▶ _To be done_: Reproduce all entries verbatim, with nothing added or dropped.

▶ _Collected data_:

◇ ◇ ◇ ◇

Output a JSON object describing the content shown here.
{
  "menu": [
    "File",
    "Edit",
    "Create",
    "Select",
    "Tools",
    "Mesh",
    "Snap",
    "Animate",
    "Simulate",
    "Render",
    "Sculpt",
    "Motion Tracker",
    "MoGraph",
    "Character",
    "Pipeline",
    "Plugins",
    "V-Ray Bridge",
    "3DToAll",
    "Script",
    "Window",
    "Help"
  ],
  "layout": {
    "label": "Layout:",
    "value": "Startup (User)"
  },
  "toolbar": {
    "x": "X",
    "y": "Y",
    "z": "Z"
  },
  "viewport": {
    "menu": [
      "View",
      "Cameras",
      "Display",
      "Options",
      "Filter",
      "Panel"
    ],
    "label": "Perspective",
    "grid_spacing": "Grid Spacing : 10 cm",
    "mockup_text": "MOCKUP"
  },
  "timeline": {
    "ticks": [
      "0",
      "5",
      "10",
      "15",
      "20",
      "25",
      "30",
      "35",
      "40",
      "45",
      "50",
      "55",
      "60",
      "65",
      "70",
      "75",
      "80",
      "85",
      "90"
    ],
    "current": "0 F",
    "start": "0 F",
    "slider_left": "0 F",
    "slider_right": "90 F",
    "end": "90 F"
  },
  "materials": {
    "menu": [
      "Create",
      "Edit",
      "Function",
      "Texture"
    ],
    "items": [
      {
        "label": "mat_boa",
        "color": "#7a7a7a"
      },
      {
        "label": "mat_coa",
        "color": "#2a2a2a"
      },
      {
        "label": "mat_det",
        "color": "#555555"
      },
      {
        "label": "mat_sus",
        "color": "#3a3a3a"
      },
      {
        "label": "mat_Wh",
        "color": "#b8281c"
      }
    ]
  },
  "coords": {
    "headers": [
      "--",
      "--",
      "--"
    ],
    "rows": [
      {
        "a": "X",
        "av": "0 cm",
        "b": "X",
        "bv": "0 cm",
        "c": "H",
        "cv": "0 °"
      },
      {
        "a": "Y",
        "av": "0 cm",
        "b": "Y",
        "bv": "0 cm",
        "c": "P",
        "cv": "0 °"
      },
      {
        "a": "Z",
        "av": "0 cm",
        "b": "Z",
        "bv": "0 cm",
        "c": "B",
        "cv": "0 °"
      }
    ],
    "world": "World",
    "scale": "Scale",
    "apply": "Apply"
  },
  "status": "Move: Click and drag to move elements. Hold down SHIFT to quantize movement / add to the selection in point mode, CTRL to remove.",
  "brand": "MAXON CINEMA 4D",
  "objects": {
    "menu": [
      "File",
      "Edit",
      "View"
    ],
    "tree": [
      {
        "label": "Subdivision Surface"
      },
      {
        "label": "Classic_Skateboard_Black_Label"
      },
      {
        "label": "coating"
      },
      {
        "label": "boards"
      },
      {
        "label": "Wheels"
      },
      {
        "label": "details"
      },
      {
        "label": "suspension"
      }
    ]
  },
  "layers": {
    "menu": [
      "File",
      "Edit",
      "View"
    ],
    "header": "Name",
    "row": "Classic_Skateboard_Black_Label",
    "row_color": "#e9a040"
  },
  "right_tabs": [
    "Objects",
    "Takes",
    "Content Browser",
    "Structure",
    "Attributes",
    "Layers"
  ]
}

◇ ◇ ◇ ◇

▶ _Exercise response_:
Output a JSON object describing the content shown here.
{
  "menu": [
    "File",
    "Edit",
    "Create",
    "Select",
    "Tools",
    "Mesh",
    "Snap",
    "Animate",
    "Simulate",
    "Render",
    "Sculpt",
    "Motion Tracker",
    "MoGraph",
    "Character",
    "Pipeline",
    "Plugins",
    "V-Ray Bridge",
    "3DToAll",
    "Script",
    "Window",
    "Help"
  ],
  "layout": {
    "label": "Layout:",
    "value": "Startup (User)"
  },
  "toolbar": {
    "x": "X",
    "y": "Y",
    "z": "Z"
  },
  "viewport": {
    "menu": [
      "View",
      "Cameras",
      "Display",
      "Options",
      "Filter",
      "Panel"
    ],
    "label": "Perspective",
    "grid_spacing": "Grid Spacing : 10 cm",
    "mockup_text": "MOCKUP"
  },
  "timeline": {
    "ticks": [
      "0",
      "5",
      "10",
      "15",
      "20",
      "25",
      "30",
      "35",
      "40",
      "45",
      "50",
      "55",
      "60",
      "65",
      "70",
      "75",
      "80",
      "85",
      "90"
    ],
    "current": "0 F",
    "start": "0 F",
    "slider_left": "0 F",
    "slider_right": "90 F",
    "end": "90 F"
  },
  "materials": {
    "menu": [
      "Create",
      "Edit",
      "Function",
      "Texture"
    ],
    "items": [
      {
        "label": "mat_boa",
        "color": "#7a7a7a"
      },
      {
        "label": "mat_coa",
        "color": "#2a2a2a"
      },
      {
        "label": "mat_det",
        "color": "#555555"
      },
      {
        "label": "mat_sus",
        "color": "#3a3a3a"
      },
      {
        "label": "mat_Wh",
        "color": "#b8281c"
      }
    ]
  },
  "coords": {
    "headers": [
      "--",
      "--",
      "--"
    ],
    "rows": [
      {
        "a": "X",
        "av": "0 cm",
        "b": "X",
        "bv": "0 cm",
        "c": "H",
        "cv": "0 °"
      },
      {
        "a": "Y",
        "av": "0 cm",
        "b": "Y",
        "bv": "0 cm",
        "c": "P",
        "cv": "0 °"
      },
      {
        "a": "Z",
        "av": "0 cm",
        "b": "Z",
        "bv": "0 cm",
        "c": "B",
        "cv": "0 °"
      }
    ],
    "world": "World",
    "scale": "Scale",
    "apply": "Apply"
  },
  "status": "Move: Click and drag to move elements. Hold down SHIFT to quantize movement / add to the selection in point mode, CTRL to remove.",
  "brand": "MAXON CINEMA 4D",
  "objects": {
    "menu": [
      "File",
      "Edit",
      "View"
    ],
    "tree": [
      {
        "label": "Subdivision Surface"
      },
      {
        "label": "Classic_Skateboard_Black_Label"
      },
      {
        "label": "coating"
      },
      {
        "label": "boards"
      },
      {
        "label": "Wheels"
      },
      {
        "label": "details"
      },
      {
        "label": "suspension"
      }
    ]
  },
  "layers": {
    "menu": [
      "File",
      "Edit",
      "View"
    ],
    "header": "Name",
    "row": "Classic_Skateboard_Black_Label",
    "row_color": "#e9a040"
  },
  "right_tabs": [
    "Objects",
    "Takes",
    "Content Browser",
    "Structure",
    "Attributes",
    "Layers"
  ]
}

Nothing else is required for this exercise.